------ Records for this task ------

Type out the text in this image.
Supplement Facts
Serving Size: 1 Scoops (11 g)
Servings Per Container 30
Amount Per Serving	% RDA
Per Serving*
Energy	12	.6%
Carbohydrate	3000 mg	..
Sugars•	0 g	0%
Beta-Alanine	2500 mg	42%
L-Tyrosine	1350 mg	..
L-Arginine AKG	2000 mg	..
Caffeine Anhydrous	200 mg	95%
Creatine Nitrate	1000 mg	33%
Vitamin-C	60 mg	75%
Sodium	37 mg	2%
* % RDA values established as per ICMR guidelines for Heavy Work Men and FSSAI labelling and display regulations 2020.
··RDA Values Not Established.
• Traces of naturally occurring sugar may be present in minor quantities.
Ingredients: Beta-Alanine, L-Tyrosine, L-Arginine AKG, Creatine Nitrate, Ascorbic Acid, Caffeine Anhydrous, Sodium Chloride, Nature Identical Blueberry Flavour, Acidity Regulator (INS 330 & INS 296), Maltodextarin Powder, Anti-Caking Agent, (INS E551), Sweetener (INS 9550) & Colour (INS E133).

------

■ **The exercise**:
Copy out the material word for word and line for line.

■ **In response**:
Type out the text in this image.
Supplement Facts
Serving Size: 1 Scoops (11 g)
Servings Per Container 30
Amount Per Serving	% RDA
Per Serving*
Energy	12	.6%
Carbohydrate	3000 mg	..
Sugars•	0 g	0%
Beta-Alanine	2500 mg	42%
L-Tyrosine	1350 mg	..
L-Arginine AKG	2000 mg	..
Caffeine Anhydrous	200 mg	95%
Creatine Nitrate	1000 mg	33%
Vitamin-C	60 mg	75%
Sodium	37 mg	2%
* % RDA values established as per ICMR guidelines for Heavy Work Men and FSSAI labelling and display regulations 2020.
··RDA Values Not Established.
• Traces of naturally occurring sugar may be present in minor quantities.
Ingredients: Beta-Alanine, L-Tyrosine, L-Arginine AKG, Creatine Nitrate, Ascorbic Acid, Caffeine Anhydrous, Sodium Chloride, Nature Identical Blueberry Flavour, Acidity Regulator (INS 330 & INS 296), Maltodextarin Powder, Anti-Caking Agent, (INS E551), Sweetener (INS 9550) & Colour (INS E133).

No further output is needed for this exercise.